▶ **TASK MATERIAL**:

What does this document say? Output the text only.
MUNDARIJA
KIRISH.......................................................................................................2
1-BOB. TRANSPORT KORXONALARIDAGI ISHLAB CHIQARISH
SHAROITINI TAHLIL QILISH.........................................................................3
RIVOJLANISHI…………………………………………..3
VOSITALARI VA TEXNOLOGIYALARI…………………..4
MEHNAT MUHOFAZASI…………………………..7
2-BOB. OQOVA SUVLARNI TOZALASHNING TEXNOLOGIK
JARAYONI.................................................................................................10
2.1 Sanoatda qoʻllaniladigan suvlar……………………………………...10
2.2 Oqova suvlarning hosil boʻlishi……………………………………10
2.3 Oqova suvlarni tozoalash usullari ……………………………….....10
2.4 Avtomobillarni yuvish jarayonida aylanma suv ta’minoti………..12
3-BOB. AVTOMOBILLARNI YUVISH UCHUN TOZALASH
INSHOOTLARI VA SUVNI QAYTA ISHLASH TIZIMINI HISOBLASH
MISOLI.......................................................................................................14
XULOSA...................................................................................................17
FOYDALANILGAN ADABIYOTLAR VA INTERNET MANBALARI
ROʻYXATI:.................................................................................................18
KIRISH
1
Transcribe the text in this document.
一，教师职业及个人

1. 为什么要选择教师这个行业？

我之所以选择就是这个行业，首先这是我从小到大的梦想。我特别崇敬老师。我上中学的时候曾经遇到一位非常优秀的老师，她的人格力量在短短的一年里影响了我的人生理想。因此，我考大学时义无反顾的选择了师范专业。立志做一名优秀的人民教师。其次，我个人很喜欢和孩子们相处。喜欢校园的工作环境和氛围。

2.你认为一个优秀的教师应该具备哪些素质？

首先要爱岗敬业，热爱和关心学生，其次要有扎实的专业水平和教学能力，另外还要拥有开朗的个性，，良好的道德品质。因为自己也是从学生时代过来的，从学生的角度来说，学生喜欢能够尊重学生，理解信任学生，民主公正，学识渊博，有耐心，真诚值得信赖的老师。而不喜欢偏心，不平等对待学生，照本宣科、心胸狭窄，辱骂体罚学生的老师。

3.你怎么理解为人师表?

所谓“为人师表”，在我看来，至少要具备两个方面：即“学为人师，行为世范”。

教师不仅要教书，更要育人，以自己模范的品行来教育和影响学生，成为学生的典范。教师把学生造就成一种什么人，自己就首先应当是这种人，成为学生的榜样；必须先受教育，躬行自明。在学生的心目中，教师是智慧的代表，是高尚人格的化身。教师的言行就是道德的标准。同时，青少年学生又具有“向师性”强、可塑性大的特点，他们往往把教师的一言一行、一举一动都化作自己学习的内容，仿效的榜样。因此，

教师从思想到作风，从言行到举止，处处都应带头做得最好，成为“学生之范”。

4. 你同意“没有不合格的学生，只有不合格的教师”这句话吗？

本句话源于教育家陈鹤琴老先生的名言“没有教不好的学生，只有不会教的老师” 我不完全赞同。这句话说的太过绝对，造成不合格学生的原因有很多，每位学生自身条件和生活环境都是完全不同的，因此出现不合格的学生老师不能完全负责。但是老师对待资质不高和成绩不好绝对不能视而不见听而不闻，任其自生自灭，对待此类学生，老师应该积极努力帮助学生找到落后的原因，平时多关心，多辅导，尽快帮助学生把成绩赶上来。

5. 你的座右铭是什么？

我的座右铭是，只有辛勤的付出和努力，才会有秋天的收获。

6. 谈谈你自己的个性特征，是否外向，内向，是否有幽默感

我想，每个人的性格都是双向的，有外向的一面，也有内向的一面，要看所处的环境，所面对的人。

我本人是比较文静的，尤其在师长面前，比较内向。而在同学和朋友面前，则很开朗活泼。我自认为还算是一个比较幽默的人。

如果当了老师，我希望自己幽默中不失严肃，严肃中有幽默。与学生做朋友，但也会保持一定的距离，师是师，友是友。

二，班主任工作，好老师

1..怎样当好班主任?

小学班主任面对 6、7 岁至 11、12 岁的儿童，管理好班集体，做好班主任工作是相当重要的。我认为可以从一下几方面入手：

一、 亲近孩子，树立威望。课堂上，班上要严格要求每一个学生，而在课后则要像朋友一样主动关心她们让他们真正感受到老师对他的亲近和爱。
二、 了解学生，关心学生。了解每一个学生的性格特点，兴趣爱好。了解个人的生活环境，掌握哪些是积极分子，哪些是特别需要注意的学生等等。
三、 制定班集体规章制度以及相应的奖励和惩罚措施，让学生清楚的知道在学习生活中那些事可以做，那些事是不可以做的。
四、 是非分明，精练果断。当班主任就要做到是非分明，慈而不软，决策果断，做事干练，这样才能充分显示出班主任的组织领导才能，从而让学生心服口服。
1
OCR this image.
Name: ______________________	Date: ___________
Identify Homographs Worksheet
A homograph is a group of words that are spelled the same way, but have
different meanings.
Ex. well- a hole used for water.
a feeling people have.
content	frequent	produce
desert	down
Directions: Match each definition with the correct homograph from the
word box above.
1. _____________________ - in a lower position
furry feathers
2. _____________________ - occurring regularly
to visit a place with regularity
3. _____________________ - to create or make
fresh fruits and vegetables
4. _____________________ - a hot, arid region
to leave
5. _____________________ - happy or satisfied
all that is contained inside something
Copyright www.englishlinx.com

▶ **THE PROBLEM**: Look through the data above. Each line containing the word "text" needs to be copied.

▶ **RESULT**:
What does this document say? Output the text only.
Transcribe the text in this document.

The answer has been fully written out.